Gather every line in the records below that contains the word "standard".

## start Supplied information

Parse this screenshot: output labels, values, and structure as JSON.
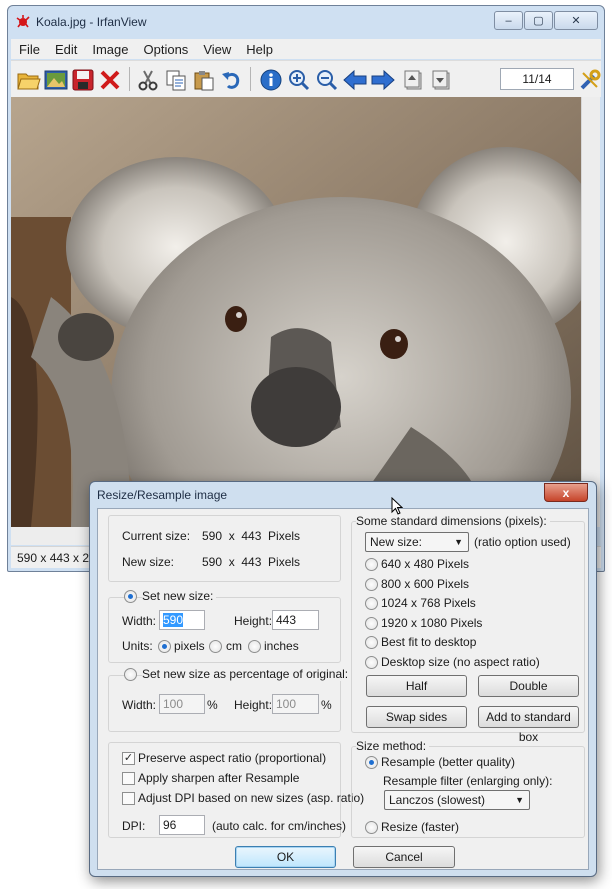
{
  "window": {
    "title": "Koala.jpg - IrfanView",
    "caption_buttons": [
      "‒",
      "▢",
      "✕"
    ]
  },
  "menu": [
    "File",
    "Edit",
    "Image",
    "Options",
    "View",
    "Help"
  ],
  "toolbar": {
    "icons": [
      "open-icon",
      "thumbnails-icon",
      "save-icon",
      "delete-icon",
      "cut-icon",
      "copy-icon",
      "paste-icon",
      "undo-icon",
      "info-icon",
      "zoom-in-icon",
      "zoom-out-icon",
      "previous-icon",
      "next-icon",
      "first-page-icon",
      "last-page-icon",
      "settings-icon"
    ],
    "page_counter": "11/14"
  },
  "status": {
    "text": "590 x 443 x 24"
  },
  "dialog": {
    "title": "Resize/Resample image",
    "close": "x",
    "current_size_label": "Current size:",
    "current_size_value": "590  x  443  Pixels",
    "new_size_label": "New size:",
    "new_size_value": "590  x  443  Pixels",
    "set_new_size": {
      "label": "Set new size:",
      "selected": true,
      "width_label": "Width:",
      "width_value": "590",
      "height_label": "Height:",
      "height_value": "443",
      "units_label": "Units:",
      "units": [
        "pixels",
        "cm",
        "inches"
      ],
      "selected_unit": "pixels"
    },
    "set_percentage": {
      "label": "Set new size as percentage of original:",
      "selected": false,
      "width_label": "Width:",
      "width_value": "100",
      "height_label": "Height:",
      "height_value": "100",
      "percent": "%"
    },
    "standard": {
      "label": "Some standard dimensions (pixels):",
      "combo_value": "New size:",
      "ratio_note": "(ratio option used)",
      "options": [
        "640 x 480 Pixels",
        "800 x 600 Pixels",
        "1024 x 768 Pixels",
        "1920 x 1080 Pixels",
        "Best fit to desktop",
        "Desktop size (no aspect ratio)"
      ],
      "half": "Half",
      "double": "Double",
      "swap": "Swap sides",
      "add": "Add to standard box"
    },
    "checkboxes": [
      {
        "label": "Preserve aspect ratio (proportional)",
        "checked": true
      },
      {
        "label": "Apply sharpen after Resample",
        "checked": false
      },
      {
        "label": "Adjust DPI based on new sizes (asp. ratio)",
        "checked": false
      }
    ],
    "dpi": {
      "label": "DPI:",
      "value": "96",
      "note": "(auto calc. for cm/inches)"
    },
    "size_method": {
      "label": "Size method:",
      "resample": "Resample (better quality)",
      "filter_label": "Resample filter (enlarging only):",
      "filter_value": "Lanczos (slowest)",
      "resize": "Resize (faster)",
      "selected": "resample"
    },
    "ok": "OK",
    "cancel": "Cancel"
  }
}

## end Supplied information

◆ **Solution for this task**
    "standard": {
      "label": "Some standard dimensions (pixels):",
      "add": "Add to standard box"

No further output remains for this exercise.